▶ [Schriftliche Aufgabe a]
Beantworte anhand des Sitzungsprotokolls folgende Fragen:
(i) An welchem Datum fand die Sitzung statt?
(ii) Welche Studierenden ärgern sich laut Protokoll über deutlich erhöhte Preise?
(iii) Unter welchem Monatspreis gilt ein Ticket für regelmäßige Nutzer des ÖPNV als sehr günstig?

▶ [Dokumentauszug]
——————————

Protokoll der Sitzung vom 18.03.2015

Ein nicht unkritischer Punkt des Solidarmodells ist, dass es für Studierende, die direkt an der Hochschule wohnen, häufig das Fahrrad nutzen und selten mit Bus und Bahn fahren wollen, ärgerlich ist, wenn die Preise für Leistungen deutlich erhöht werden, die sie nicht oft in Anspruch nehmen. Nur, das ist der Grundpfeiler des Solidarmodells Semesterticket. Es ermöglicht im Sinne der Solidarität sehr niedrige Preise für Studierende, die auf den ÖPNV angewiesen sind. Denn natürlich ist darauf hinzuweisen, dass für Personen, die den ÖPNV regelmäßig nutzen, ein Ticketpreis von unter 30 € pro Monat sehr günstig ist.

——————————

▶ [Vorliegende Einträge]
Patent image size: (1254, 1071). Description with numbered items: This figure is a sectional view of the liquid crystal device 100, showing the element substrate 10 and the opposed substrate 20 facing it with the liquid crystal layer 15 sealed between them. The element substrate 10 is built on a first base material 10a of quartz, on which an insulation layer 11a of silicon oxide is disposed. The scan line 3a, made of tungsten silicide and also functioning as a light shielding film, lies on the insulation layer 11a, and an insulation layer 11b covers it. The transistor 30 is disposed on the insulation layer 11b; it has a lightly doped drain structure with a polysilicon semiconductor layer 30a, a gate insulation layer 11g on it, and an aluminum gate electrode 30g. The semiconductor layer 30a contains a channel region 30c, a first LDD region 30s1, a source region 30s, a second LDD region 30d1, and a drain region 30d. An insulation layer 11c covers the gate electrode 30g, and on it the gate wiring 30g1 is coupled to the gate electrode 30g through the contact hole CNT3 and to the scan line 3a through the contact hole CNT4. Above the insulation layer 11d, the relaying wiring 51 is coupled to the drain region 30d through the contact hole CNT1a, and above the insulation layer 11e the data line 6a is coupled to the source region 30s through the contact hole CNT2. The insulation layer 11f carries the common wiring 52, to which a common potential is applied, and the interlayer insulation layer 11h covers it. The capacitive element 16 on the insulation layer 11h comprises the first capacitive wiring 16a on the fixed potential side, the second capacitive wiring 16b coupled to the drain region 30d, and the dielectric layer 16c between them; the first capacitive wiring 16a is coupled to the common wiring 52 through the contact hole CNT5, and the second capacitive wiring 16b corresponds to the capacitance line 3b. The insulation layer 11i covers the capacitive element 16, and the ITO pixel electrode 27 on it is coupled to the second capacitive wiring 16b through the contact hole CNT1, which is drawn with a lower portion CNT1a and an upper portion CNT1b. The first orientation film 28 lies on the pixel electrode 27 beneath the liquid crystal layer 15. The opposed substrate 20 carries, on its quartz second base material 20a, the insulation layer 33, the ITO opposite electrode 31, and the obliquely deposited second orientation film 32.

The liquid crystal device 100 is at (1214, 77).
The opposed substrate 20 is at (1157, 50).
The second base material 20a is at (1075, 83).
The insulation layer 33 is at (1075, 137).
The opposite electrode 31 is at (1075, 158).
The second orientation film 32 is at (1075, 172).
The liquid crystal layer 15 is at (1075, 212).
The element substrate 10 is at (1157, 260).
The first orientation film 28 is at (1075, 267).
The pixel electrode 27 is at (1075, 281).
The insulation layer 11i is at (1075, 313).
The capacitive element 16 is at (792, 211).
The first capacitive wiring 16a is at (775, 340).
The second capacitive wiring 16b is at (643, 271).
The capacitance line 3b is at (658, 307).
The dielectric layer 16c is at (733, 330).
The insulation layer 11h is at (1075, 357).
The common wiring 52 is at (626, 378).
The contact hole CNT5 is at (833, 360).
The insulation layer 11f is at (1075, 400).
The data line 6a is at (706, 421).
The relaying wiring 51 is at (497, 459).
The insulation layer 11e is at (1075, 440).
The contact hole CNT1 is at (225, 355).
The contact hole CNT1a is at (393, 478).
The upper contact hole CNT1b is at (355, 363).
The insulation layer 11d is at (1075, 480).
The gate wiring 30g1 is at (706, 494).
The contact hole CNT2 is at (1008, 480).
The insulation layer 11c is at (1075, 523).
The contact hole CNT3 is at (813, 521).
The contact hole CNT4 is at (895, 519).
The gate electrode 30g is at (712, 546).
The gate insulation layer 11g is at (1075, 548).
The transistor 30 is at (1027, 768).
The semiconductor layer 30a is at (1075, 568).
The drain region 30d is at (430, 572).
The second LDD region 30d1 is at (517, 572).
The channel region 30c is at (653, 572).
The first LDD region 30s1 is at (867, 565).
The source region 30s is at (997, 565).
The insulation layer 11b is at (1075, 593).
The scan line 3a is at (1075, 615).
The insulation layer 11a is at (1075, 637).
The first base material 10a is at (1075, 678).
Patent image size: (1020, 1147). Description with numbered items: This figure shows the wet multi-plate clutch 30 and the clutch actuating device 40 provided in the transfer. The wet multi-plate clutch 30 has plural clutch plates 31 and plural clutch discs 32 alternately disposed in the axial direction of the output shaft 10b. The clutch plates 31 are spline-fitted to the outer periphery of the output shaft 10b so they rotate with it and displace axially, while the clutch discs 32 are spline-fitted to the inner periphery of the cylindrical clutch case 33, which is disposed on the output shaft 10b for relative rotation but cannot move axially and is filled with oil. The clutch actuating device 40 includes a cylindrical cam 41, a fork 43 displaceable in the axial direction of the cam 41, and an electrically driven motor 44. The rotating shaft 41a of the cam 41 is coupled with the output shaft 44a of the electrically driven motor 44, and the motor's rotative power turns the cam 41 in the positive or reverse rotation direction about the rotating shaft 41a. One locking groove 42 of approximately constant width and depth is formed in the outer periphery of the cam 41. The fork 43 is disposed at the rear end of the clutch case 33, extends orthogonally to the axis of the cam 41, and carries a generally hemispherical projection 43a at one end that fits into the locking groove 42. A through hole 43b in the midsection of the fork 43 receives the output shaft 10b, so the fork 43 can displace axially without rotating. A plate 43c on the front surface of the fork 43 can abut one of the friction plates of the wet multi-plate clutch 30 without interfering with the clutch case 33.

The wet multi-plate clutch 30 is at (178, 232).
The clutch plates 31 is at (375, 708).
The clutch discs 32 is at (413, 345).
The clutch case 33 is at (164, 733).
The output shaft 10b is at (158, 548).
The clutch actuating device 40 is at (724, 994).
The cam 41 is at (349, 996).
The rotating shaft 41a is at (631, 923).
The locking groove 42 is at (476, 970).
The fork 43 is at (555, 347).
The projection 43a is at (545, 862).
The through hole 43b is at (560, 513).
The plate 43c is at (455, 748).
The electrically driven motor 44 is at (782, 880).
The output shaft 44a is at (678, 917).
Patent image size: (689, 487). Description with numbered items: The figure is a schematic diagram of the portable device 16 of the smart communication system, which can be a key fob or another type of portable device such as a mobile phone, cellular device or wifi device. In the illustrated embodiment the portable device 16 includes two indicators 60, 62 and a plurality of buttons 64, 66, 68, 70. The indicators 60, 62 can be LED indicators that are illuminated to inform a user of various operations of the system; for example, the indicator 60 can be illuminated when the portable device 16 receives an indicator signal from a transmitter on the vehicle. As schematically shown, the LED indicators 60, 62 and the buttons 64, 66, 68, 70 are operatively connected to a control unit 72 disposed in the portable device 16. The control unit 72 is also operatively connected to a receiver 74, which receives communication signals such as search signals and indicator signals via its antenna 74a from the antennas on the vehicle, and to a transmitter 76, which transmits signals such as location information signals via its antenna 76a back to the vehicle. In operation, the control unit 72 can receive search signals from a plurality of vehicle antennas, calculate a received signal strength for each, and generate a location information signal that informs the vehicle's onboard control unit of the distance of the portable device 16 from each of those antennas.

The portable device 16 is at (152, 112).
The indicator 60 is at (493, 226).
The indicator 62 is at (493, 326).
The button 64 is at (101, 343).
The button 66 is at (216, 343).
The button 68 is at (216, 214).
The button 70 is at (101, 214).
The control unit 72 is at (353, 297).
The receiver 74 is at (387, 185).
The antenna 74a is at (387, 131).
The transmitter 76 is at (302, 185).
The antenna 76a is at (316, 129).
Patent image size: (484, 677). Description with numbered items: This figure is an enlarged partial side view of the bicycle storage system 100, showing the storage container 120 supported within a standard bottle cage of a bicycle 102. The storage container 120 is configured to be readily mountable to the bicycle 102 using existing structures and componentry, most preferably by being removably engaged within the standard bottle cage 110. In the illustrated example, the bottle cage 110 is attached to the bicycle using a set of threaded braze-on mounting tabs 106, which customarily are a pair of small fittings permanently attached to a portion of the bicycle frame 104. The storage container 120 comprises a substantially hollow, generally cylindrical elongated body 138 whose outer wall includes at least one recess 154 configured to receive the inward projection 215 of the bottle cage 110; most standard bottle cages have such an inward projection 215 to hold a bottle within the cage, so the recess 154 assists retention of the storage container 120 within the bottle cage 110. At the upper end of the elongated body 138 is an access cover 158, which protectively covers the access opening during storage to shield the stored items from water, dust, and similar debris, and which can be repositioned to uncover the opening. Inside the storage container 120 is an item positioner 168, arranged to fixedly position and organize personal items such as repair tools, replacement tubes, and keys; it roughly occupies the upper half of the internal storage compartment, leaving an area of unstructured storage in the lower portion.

——————————

▶ [Schriftliche Aufgabe b] Formatiere die Einträge von der Zeile mit "Patent image size: (689, 487)." bis zur Zeile mit "The antenna 76a is at (316, 129).", beide eingeschlossen, als zweispaltige CSV mit den Spalten eingabe und ausgabe. Gib pro Eintrag eine Zeile mit dem Text und der zugehörigen Antwort aus, jedes in einem eigenen Feld in Anführungszeichen und mit Leerzeichen statt Zeilenumbrüchen.

▶ [Lösung a]
(i) Am 18.03.2015.
(ii) Studierende, die direkt an der Hochschule wohnen, häufig das Fahrrad nutzen und selten mit Bus und Bahn fahren wollen.
(iii) Unter 30 € pro Monat.

▶ [Lösung b]
eingabe,ausgabe
"Patent image size: (689, 487). Description with numbered items: The figure is a schematic diagram of the portable device 16 of the smart communication system, which can be a key fob or another type of portable device such as a mobile phone, cellular device or wifi device. In the illustrated embodiment the portable device 16 includes two indicators 60, 62 and a plurality of buttons 64, 66, 68, 70. The indicators 60, 62 can be LED indicators that are illuminated to inform a user of various operations of the system; for example, the indicator 60 can be illuminated when the portable device 16 receives an indicator signal from a transmitter on the vehicle. As schematically shown, the LED indicators 60, 62 and the buttons 64, 66, 68, 70 are operatively connected to a control unit 72 disposed in the portable device 16. The control unit 72 is also operatively connected to a receiver 74, which receives communication signals such as search signals and indicator signals via its antenna 74a from the antennas on the vehicle, and to a transmitter 76, which transmits signals such as location information signals via its antenna 76a back to the vehicle. In operation, the control unit 72 can receive search signals from a plurality of vehicle antennas, calculate a received signal strength for each, and generate a location information signal that informs the vehicle's onboard control unit of the distance of the portable device 16 from each of those antennas.","The portable device 16 is at (152, 112). The indicator 60 is at (493, 226). The indicator 62 is at (493, 326). The button 64 is at (101, 343). The button 66 is at (216, 343). The button 68 is at (216, 214). The button 70 is at (101, 214). The control unit 72 is at (353, 297). The receiver 74 is at (387, 185). The antenna 74a is at (387, 131). The transmitter 76 is at (302, 185). The antenna 76a is at (316, 129)."